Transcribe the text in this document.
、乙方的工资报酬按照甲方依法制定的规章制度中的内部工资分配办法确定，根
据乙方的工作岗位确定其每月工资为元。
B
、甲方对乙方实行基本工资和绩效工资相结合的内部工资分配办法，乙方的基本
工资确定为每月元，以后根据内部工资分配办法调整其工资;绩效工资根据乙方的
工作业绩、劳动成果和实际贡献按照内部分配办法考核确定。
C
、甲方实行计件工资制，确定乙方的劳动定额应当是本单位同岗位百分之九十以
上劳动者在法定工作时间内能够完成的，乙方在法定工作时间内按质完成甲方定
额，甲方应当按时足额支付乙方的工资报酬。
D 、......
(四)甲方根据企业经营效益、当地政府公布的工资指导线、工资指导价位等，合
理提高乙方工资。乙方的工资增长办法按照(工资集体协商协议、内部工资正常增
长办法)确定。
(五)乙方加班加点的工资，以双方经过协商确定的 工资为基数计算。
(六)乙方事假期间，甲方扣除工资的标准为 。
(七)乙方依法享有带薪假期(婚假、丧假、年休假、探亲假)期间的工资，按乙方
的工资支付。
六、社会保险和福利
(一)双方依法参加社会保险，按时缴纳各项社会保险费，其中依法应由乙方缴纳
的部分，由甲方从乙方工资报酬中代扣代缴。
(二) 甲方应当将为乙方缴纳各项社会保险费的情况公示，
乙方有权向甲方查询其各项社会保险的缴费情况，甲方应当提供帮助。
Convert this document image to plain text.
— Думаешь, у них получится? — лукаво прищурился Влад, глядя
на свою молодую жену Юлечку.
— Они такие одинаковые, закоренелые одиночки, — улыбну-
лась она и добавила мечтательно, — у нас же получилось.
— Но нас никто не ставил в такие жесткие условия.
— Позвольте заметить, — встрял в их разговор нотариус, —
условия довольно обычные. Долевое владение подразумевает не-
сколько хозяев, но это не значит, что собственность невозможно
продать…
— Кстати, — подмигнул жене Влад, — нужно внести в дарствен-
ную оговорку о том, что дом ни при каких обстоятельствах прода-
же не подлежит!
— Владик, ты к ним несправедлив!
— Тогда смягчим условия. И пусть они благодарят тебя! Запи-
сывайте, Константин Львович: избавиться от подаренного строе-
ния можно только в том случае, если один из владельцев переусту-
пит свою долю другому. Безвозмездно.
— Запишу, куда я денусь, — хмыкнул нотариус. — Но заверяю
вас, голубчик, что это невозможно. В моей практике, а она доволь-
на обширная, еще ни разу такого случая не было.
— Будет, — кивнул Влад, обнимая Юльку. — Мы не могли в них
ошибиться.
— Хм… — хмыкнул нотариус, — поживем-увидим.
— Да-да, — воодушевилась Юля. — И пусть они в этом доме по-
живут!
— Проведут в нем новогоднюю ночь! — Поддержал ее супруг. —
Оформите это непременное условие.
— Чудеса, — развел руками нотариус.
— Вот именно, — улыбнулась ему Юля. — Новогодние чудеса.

+---+

GIVEN EXERCISE
Within the entries above, work out how many lines contain the word "document". The number alone is the answer.

REPLY
2